- **The exercise**:
Copy all lines below exactly as written. Leave pictures out.

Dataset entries
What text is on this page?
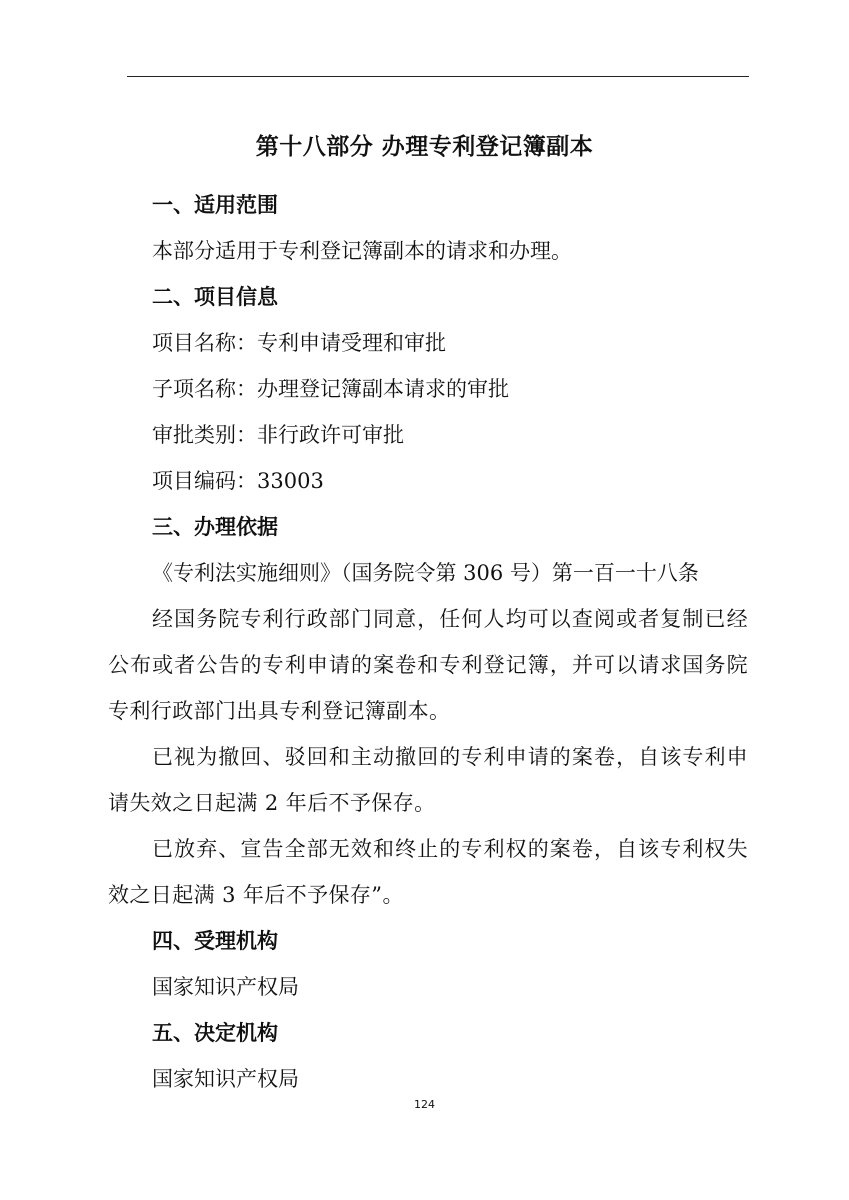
第十八部分 办理专利登记簿副本

一、适用范围

本部分适用于专利登记簿副本的请求和办理。

二、项目信息

项目名称：专利申请受理和审批

子项名称：办理登记簿副本请求的审批

审批类别：非行政许可审批

项目编码：33003

三、办理依据

《专利法实施细则》（国务院令第 306 号）第一百一十八条

经国务院专利行政部门同意，任何人均可以查阅或者复制已经公布或者公告的专利申请的案卷和专利登记簿，并可以请求国务院专利行政部门出具专利登记簿副本。

已视为撤回、驳回和主动撤回的专利申请的案卷，自该专利申请失效之日起满 2 年后不予保存。

已放弃、宣告全部无效和终止的专利权的案卷，自该专利权失效之日起满 3 年后不予保存”。

四、受理机构

国家知识产权局

五、决定机构

国家知识产权局

124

- **Exercise solution**:
What text is on this page?
第十八部分 办理专利登记簿副本

一、适用范围

本部分适用于专利登记簿副本的请求和办理。

二、项目信息

项目名称：专利申请受理和审批

子项名称：办理登记簿副本请求的审批

审批类别：非行政许可审批

项目编码：33003

三、办理依据

《专利法实施细则》（国务院令第 306 号）第一百一十八条

经国务院专利行政部门同意，任何人均可以查阅或者复制已经公布或者公告的专利申请的案卷和专利登记簿，并可以请求国务院专利行政部门出具专利登记簿副本。

已视为撤回、驳回和主动撤回的专利申请的案卷，自该专利申请失效之日起满 2 年后不予保存。

已放弃、宣告全部无效和终止的专利权的案卷，自该专利权失效之日起满 3 年后不予保存”。

四、受理机构

国家知识产权局

五、决定机构

国家知识产权局

124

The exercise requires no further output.